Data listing
▬▬▬▬▬▬▬▬▬▬

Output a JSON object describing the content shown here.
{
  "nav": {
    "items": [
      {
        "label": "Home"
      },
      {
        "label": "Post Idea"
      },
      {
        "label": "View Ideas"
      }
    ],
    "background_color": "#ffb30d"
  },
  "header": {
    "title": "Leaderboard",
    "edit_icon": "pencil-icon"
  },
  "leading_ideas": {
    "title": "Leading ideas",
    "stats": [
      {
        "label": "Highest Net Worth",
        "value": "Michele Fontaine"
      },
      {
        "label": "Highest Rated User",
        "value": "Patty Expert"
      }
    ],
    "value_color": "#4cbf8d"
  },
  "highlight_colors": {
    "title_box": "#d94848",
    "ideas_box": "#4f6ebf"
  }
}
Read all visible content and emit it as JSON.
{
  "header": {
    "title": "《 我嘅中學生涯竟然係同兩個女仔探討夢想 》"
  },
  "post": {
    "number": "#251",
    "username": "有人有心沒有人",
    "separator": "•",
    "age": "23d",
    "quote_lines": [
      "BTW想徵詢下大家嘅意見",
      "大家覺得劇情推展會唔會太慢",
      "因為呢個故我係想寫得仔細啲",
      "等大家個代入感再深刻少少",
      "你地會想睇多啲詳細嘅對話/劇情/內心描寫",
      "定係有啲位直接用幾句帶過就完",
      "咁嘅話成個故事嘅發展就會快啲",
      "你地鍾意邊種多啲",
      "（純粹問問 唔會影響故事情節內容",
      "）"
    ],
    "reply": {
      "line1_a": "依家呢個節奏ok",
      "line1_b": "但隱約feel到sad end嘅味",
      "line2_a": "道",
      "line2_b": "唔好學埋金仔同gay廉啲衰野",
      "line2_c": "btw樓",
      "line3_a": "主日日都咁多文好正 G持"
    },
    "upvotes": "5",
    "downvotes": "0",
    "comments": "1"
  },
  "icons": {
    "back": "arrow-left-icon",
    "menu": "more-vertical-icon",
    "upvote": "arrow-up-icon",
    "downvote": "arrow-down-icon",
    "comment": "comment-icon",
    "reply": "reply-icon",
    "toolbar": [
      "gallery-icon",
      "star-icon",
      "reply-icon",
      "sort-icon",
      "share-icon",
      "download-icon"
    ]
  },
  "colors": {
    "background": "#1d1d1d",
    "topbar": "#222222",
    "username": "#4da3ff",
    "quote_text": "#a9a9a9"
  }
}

▬▬▬▬▬▬▬▬▬▬

Task statement: Copy out every line from the one containing "Read all visible content and emit it as JSON." to the end of the material, both ends included.

Solution for this task:
Read all visible content and emit it as JSON.
{
  "header": {
    "title": "《 我嘅中學生涯竟然係同兩個女仔探討夢想 》"
  },
  "post": {
    "number": "#251",
    "username": "有人有心沒有人",
    "separator": "•",
    "age": "23d",
    "quote_lines": [
      "BTW想徵詢下大家嘅意見",
      "大家覺得劇情推展會唔會太慢",
      "因為呢個故我係想寫得仔細啲",
      "等大家個代入感再深刻少少",
      "你地會想睇多啲詳細嘅對話/劇情/內心描寫",
      "定係有啲位直接用幾句帶過就完",
      "咁嘅話成個故事嘅發展就會快啲",
      "你地鍾意邊種多啲",
      "（純粹問問 唔會影響故事情節內容",
      "）"
    ],
    "reply": {
      "line1_a": "依家呢個節奏ok",
      "line1_b": "但隱約feel到sad end嘅味",
      "line2_a": "道",
      "line2_b": "唔好學埋金仔同gay廉啲衰野",
      "line2_c": "btw樓",
      "line3_a": "主日日都咁多文好正 G持"
    },
    "upvotes": "5",
    "downvotes": "0",
    "comments": "1"
  },
  "icons": {
    "back": "arrow-left-icon",
    "menu": "more-vertical-icon",
    "upvote": "arrow-up-icon",
    "downvote": "arrow-down-icon",
    "comment": "comment-icon",
    "reply": "reply-icon",
    "toolbar": [
      "gallery-icon",
      "star-icon",
      "reply-icon",
      "sort-icon",
      "share-icon",
      "download-icon"
    ]
  },
  "colors": {
    "background": "#1d1d1d",
    "topbar": "#222222",
    "username": "#4da3ff",
    "quote_text": "#a9a9a9"
  }
}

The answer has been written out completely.